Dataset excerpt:
:::::

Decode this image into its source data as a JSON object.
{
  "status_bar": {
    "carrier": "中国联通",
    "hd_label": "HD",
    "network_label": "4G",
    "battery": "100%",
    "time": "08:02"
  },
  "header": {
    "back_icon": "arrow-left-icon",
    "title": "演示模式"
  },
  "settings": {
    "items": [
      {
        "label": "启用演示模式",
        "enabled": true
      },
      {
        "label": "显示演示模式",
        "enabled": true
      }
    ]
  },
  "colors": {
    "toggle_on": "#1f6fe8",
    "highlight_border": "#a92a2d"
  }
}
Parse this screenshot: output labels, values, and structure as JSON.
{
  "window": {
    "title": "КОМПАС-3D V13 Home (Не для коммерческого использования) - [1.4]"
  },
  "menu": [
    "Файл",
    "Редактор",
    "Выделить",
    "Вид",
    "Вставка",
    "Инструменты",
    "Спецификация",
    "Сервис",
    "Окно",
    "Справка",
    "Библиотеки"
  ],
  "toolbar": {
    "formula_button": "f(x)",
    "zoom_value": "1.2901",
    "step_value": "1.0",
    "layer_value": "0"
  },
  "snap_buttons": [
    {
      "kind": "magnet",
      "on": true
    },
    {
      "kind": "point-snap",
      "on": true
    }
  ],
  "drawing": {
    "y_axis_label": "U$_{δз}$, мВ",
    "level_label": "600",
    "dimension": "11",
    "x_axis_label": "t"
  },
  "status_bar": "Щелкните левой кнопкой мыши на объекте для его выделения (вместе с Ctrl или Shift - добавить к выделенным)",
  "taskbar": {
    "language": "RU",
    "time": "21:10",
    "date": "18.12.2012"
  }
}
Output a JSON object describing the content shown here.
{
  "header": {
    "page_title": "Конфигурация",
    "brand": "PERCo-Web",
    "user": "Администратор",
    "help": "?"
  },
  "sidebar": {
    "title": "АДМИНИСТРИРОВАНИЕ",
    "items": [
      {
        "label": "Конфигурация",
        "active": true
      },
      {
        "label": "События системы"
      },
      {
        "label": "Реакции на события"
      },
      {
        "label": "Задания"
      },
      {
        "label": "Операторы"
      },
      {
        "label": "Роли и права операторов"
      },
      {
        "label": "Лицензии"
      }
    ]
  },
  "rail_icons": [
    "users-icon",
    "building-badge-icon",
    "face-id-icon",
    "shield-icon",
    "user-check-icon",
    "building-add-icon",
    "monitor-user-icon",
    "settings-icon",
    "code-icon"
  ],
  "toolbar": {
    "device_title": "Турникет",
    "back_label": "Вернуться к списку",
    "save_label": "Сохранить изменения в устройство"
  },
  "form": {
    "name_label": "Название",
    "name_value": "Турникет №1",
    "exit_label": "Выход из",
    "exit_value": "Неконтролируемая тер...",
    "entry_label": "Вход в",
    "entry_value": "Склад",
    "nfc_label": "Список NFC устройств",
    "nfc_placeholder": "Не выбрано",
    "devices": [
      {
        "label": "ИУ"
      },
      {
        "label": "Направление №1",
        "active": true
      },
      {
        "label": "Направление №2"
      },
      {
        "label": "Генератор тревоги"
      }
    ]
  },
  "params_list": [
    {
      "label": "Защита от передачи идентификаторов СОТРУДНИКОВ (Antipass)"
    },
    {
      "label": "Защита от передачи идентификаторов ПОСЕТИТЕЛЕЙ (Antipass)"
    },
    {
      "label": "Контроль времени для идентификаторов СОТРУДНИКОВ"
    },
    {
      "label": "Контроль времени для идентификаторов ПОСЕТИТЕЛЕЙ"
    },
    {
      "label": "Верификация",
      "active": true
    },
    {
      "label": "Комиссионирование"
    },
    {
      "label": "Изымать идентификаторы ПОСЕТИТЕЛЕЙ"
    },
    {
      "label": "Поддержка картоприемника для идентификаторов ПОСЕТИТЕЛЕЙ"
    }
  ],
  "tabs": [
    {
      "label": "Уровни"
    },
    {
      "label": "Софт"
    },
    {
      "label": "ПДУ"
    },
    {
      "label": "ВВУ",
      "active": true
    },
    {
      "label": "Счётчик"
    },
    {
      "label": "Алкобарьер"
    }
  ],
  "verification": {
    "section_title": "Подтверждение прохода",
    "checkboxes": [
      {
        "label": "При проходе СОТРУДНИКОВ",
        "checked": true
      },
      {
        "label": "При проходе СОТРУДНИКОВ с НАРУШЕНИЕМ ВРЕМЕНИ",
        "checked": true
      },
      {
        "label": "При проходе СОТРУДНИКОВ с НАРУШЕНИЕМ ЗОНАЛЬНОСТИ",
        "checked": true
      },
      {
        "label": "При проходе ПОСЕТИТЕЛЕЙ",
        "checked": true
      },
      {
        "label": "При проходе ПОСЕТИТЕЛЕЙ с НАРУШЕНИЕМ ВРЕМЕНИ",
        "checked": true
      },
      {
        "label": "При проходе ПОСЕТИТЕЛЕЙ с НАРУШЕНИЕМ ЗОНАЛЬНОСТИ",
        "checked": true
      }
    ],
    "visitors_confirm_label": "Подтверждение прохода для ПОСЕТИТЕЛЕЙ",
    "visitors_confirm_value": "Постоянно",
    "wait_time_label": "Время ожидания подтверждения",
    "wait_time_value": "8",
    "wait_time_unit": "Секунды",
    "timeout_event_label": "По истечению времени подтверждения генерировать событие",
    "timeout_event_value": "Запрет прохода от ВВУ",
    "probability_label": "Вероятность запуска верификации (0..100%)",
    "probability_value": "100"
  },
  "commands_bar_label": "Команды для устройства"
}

:::::

Given task ▸ Where a line of the records above holds the word "Конфигурация", copy that line.

Correct answer ▸
    "page_title": "Конфигурация",
        "label": "Конфигурация",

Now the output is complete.